-- BEGIN DATA FOR THE TASK --

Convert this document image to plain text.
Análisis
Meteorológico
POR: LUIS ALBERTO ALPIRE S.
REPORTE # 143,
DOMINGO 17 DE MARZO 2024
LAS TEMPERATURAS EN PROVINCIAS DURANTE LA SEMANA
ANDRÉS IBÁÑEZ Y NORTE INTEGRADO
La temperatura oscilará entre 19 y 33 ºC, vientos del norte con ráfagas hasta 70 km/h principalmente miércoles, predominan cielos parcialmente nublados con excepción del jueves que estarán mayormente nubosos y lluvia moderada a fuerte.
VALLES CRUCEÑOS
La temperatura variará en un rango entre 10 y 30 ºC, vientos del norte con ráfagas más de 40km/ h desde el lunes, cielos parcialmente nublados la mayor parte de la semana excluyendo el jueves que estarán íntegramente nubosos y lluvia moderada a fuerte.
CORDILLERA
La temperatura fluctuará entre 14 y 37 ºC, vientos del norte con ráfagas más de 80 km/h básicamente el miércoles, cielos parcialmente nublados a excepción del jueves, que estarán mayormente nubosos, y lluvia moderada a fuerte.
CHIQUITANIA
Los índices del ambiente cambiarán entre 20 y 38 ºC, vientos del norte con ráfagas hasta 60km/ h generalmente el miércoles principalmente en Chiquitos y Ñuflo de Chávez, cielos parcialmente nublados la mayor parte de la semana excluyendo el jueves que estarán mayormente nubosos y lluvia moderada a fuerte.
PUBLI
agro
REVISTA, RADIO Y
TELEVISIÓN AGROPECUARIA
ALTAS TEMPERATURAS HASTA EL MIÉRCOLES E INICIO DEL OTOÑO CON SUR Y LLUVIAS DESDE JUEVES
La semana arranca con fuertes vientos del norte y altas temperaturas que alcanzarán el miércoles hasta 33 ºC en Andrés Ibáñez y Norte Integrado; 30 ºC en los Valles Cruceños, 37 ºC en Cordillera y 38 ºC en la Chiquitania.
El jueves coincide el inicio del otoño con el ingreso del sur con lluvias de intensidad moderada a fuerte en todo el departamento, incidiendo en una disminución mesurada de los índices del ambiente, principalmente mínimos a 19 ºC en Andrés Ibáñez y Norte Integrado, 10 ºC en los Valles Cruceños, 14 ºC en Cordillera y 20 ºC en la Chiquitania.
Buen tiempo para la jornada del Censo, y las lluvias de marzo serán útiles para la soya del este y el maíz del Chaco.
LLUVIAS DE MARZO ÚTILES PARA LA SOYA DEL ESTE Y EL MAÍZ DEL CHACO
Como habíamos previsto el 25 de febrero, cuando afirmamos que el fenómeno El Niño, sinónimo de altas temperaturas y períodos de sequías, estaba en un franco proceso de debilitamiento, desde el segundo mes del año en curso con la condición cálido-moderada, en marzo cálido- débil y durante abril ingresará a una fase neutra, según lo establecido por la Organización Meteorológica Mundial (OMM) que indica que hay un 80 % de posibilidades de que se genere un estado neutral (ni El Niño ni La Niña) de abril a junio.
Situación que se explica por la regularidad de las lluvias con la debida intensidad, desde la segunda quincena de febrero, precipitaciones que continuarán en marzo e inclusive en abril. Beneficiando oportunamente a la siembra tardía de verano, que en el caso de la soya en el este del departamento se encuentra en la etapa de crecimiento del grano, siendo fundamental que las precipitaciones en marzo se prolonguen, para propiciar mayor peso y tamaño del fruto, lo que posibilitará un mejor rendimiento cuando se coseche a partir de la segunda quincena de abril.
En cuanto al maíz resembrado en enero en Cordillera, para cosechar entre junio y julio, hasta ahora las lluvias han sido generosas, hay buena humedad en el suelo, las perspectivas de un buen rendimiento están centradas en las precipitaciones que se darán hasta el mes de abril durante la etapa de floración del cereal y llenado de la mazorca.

-- END DATA FOR THE TASK --

» **TASK OBJECTIVE**:
Extract the whole listing, character for character.

» **THE RESPONSE**:
Convert this document image to plain text.
Análisis
Meteorológico
POR: LUIS ALBERTO ALPIRE S.
REPORTE # 143,
DOMINGO 17 DE MARZO 2024
LAS TEMPERATURAS EN PROVINCIAS DURANTE LA SEMANA
ANDRÉS IBÁÑEZ Y NORTE INTEGRADO
La temperatura oscilará entre 19 y 33 ºC, vientos del norte con ráfagas hasta 70 km/h principalmente miércoles, predominan cielos parcialmente nublados con excepción del jueves que estarán mayormente nubosos y lluvia moderada a fuerte.
VALLES CRUCEÑOS
La temperatura variará en un rango entre 10 y 30 ºC, vientos del norte con ráfagas más de 40km/ h desde el lunes, cielos parcialmente nublados la mayor parte de la semana excluyendo el jueves que estarán íntegramente nubosos y lluvia moderada a fuerte.
CORDILLERA
La temperatura fluctuará entre 14 y 37 ºC, vientos del norte con ráfagas más de 80 km/h básicamente el miércoles, cielos parcialmente nublados a excepción del jueves, que estarán mayormente nubosos, y lluvia moderada a fuerte.
CHIQUITANIA
Los índices del ambiente cambiarán entre 20 y 38 ºC, vientos del norte con ráfagas hasta 60km/ h generalmente el miércoles principalmente en Chiquitos y Ñuflo de Chávez, cielos parcialmente nublados la mayor parte de la semana excluyendo el jueves que estarán mayormente nubosos y lluvia moderada a fuerte.
PUBLI
agro
REVISTA, RADIO Y
TELEVISIÓN AGROPECUARIA
ALTAS TEMPERATURAS HASTA EL MIÉRCOLES E INICIO DEL OTOÑO CON SUR Y LLUVIAS DESDE JUEVES
La semana arranca con fuertes vientos del norte y altas temperaturas que alcanzarán el miércoles hasta 33 ºC en Andrés Ibáñez y Norte Integrado; 30 ºC en los Valles Cruceños, 37 ºC en Cordillera y 38 ºC en la Chiquitania.
El jueves coincide el inicio del otoño con el ingreso del sur con lluvias de intensidad moderada a fuerte en todo el departamento, incidiendo en una disminución mesurada de los índices del ambiente, principalmente mínimos a 19 ºC en Andrés Ibáñez y Norte Integrado, 10 ºC en los Valles Cruceños, 14 ºC en Cordillera y 20 ºC en la Chiquitania.
Buen tiempo para la jornada del Censo, y las lluvias de marzo serán útiles para la soya del este y el maíz del Chaco.
LLUVIAS DE MARZO ÚTILES PARA LA SOYA DEL ESTE Y EL MAÍZ DEL CHACO
Como habíamos previsto el 25 de febrero, cuando afirmamos que el fenómeno El Niño, sinónimo de altas temperaturas y períodos de sequías, estaba en un franco proceso de debilitamiento, desde el segundo mes del año en curso con la condición cálido-moderada, en marzo cálido- débil y durante abril ingresará a una fase neutra, según lo establecido por la Organización Meteorológica Mundial (OMM) que indica que hay un 80 % de posibilidades de que se genere un estado neutral (ni El Niño ni La Niña) de abril a junio.
Situación que se explica por la regularidad de las lluvias con la debida intensidad, desde la segunda quincena de febrero, precipitaciones que continuarán en marzo e inclusive en abril. Beneficiando oportunamente a la siembra tardía de verano, que en el caso de la soya en el este del departamento se encuentra en la etapa de crecimiento del grano, siendo fundamental que las precipitaciones en marzo se prolonguen, para propiciar mayor peso y tamaño del fruto, lo que posibilitará un mejor rendimiento cuando se coseche a partir de la segunda quincena de abril.
En cuanto al maíz resembrado en enero en Cordillera, para cosechar entre junio y julio, hasta ahora las lluvias han sido generosas, hay buena humedad en el suelo, las perspectivas de un buen rendimiento están centradas en las precipitaciones que se darán hasta el mes de abril durante la etapa de floración del cereal y llenado de la mazorca.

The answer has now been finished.